- Description of the task:
Locate each line holding the string "title" and copy it.

- Supplied material:
--- --- ---
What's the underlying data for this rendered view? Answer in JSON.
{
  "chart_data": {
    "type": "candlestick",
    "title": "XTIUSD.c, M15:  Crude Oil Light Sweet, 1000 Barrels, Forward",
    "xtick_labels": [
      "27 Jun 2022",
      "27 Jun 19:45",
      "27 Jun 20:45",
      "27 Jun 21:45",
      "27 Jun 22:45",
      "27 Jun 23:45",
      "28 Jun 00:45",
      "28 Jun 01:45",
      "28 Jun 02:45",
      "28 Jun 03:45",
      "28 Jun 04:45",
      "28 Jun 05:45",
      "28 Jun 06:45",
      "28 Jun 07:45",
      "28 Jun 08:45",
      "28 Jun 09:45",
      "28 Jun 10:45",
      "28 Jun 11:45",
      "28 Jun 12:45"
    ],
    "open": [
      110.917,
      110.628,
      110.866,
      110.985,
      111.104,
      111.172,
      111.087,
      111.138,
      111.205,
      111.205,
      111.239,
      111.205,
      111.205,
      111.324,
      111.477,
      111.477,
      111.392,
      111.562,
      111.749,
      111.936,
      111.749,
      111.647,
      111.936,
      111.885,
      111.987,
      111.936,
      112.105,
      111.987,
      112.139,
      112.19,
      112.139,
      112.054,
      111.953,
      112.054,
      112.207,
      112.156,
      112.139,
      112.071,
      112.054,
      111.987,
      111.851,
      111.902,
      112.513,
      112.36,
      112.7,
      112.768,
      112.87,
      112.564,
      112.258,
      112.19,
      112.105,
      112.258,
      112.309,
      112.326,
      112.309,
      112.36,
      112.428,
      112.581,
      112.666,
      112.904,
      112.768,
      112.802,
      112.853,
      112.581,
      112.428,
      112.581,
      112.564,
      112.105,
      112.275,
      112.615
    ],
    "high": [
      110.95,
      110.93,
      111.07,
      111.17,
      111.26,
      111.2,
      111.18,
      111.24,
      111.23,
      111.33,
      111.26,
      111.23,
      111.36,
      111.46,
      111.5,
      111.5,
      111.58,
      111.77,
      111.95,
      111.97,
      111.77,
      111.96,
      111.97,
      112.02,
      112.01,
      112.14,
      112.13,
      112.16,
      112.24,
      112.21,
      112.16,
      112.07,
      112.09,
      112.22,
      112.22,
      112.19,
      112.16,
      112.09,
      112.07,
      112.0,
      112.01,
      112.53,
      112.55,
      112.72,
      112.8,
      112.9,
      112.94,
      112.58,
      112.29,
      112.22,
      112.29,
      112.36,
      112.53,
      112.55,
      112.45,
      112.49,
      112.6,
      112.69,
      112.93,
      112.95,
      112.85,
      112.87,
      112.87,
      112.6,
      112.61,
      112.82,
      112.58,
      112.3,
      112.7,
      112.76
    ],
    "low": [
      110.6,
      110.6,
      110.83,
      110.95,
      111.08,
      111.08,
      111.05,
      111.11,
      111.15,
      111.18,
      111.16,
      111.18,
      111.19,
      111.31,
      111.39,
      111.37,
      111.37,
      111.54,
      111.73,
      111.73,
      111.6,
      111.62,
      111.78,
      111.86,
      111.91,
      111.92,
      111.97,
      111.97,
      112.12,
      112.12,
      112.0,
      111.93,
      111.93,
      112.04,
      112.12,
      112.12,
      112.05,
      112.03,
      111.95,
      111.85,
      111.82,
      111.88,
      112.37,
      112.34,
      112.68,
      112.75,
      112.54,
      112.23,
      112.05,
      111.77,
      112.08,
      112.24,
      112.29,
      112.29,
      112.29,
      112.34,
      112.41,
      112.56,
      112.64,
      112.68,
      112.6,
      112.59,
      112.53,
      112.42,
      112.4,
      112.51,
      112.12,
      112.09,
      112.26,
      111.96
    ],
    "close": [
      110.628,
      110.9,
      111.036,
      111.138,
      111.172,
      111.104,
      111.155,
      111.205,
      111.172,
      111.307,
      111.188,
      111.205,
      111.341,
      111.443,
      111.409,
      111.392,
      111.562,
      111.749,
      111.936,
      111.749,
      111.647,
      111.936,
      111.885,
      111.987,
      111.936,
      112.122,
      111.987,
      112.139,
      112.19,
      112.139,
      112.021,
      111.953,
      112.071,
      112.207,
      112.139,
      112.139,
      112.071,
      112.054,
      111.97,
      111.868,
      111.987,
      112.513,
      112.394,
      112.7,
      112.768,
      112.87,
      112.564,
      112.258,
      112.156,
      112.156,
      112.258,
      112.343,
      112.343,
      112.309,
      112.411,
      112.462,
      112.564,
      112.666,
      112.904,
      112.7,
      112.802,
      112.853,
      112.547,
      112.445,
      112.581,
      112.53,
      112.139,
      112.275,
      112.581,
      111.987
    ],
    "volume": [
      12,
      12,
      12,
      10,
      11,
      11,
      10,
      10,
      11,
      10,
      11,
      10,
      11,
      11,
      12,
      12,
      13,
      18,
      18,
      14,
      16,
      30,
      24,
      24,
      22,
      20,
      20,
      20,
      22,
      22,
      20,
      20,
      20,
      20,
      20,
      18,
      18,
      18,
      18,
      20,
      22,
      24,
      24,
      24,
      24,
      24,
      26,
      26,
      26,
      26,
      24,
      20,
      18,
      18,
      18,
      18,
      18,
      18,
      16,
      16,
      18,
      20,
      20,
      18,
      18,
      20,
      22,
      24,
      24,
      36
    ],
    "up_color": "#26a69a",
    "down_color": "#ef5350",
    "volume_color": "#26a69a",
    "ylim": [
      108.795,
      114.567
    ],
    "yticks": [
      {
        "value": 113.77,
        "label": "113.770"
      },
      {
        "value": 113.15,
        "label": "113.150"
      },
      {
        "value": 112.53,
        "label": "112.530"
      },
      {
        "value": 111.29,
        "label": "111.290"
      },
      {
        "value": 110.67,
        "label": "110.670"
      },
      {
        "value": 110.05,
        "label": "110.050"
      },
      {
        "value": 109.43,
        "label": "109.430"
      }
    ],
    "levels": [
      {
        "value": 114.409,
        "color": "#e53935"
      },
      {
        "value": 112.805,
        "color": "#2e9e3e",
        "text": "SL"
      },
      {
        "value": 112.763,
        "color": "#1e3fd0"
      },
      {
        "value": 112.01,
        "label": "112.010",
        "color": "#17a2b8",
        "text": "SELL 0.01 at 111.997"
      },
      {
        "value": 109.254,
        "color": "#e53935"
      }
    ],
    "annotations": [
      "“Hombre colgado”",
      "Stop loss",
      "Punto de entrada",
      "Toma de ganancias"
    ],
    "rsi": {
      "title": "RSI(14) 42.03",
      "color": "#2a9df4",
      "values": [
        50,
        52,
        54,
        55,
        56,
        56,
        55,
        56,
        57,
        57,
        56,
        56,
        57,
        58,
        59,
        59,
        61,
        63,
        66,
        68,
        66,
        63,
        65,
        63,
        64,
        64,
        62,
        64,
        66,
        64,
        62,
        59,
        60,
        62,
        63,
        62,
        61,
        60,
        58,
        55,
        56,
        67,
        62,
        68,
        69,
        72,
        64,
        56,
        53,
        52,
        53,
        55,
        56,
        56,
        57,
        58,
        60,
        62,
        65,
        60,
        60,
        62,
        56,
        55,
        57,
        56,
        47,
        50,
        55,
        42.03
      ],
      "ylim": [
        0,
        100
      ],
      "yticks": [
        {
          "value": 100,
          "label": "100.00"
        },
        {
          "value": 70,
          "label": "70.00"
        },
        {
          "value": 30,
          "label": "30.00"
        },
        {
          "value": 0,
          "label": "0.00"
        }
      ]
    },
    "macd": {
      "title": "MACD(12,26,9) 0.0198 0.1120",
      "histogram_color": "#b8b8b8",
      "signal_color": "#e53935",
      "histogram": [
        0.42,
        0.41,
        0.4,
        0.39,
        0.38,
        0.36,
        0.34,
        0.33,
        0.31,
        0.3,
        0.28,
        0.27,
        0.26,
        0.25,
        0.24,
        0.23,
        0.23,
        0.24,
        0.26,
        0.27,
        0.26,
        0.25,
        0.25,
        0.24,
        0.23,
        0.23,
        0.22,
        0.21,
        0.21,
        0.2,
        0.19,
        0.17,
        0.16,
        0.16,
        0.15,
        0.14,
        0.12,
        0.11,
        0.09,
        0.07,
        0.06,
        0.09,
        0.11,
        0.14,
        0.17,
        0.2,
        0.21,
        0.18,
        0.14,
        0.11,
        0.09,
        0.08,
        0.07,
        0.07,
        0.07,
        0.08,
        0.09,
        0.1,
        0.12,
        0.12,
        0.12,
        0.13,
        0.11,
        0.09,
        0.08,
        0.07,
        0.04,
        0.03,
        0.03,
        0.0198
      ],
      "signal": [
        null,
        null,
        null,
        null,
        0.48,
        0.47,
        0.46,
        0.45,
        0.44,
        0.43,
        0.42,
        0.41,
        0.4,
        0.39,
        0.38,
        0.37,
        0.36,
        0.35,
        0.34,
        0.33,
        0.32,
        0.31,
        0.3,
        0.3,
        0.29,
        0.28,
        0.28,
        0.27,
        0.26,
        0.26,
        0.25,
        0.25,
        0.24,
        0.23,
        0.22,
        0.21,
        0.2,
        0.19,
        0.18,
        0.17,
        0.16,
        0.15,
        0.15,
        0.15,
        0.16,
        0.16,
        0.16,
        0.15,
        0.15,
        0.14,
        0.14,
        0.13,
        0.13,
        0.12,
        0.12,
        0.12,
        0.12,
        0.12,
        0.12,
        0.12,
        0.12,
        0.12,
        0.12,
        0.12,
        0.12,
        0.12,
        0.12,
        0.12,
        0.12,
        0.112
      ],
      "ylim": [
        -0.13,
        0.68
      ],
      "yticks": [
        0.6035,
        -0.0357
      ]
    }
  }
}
--- --- ---
- Task result:
    "title": "XTIUSD.c, M15:  Crude Oil Light Sweet, 1000 Barrels, Forward",
      "title": "RSI(14) 42.03",
      "title": "MACD(12,26,9) 0.0198 0.1120",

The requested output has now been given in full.